## Brief
Quote the whole listing word for word. Do not include the pictures.

'''

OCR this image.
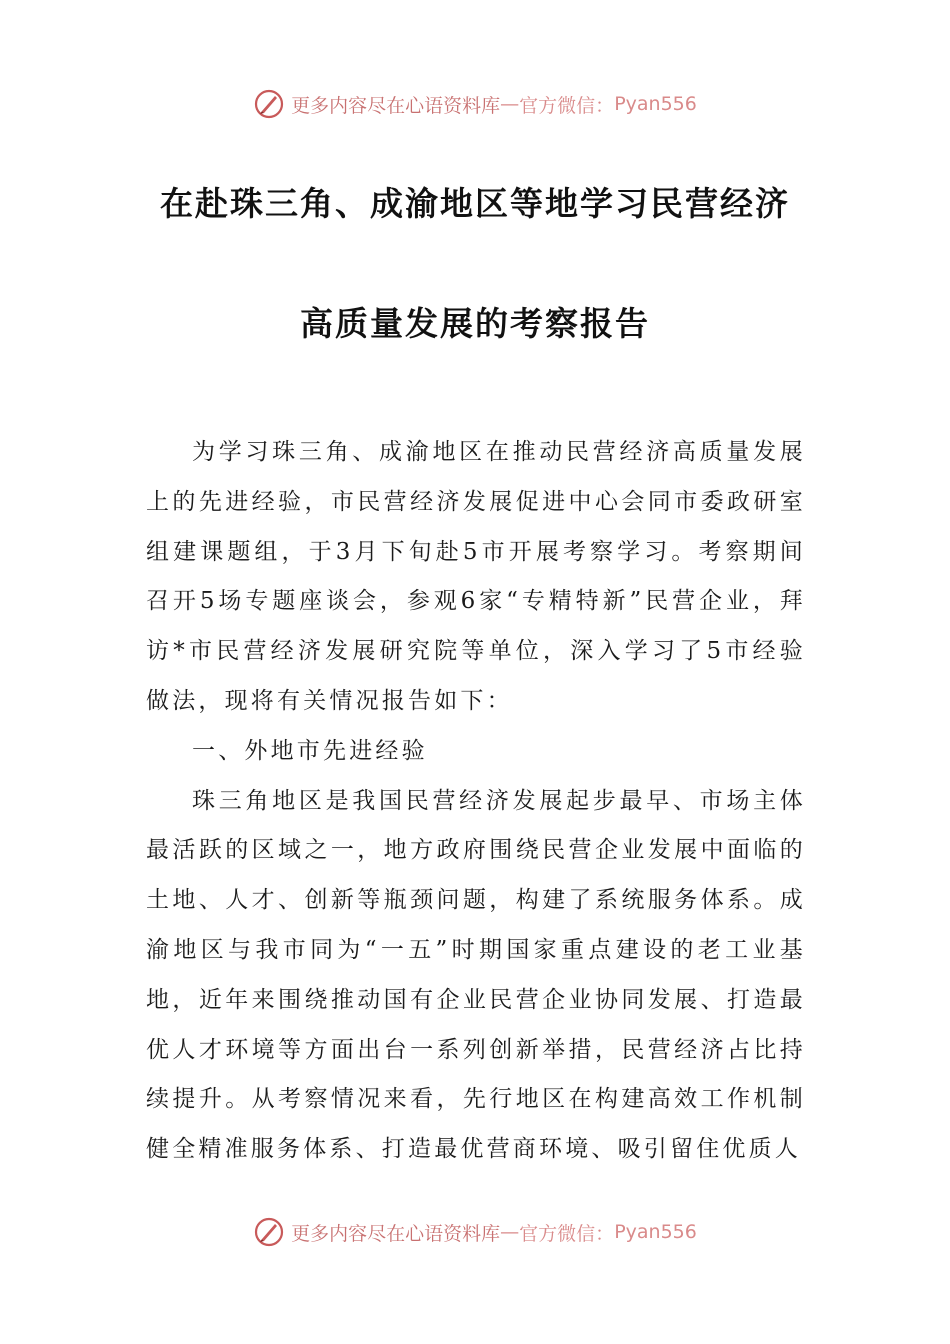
更多内容尽在心语资料库 — 官方微信： Pyan556
在赴珠三角、成渝地区等地学习民营经济
高质量发展的考察报告

为学习珠三角、成渝地区在推动民营经济高质量发展上的先进经验，市民营经济发展促进中心会同市委政研室组建课题组，于3月下旬赴5市开展考察学习。考察期间召开5场专题座谈会，参观6家“专精特新”民营企业，拜访*市民营经济发展研究院等单位，深入学习了5市经验做法，现将有关情况报告如下：

一、外地市先进经验

珠三角地区是我国民营经济发展起步最早、市场主体最活跃的区域之一，地方政府围绕民营企业发展中面临的土地、人才、创新等瓶颈问题，构建了系统服务体系。成渝地区与我市同为“一五”时期国家重点建设的老工业基地，近年来围绕推动国有企业民营企业协同发展、打造最优人才环境等方面出台一系列创新举措，民营经济占比持续提升。从考察情况来看，先行地区在构建高效工作机制健全精准服务体系、打造最优营商环境、吸引留住优质人

更多内容尽在心语资料库 — 官方微信： Pyan556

'''

## Exercise solution
OCR this image.
更多内容尽在心语资料库 — 官方微信： Pyan556
在赴珠三角、成渝地区等地学习民营经济
高质量发展的考察报告

为学习珠三角、成渝地区在推动民营经济高质量发展上的先进经验，市民营经济发展促进中心会同市委政研室组建课题组，于3月下旬赴5市开展考察学习。考察期间召开5场专题座谈会，参观6家“专精特新”民营企业，拜访*市民营经济发展研究院等单位，深入学习了5市经验做法，现将有关情况报告如下：

一、外地市先进经验

珠三角地区是我国民营经济发展起步最早、市场主体最活跃的区域之一，地方政府围绕民营企业发展中面临的土地、人才、创新等瓶颈问题，构建了系统服务体系。成渝地区与我市同为“一五”时期国家重点建设的老工业基地，近年来围绕推动国有企业民营企业协同发展、打造最优人才环境等方面出台一系列创新举措，民营经济占比持续提升。从考察情况来看，先行地区在构建高效工作机制健全精准服务体系、打造最优营商环境、吸引留住优质人

更多内容尽在心语资料库 — 官方微信： Pyan556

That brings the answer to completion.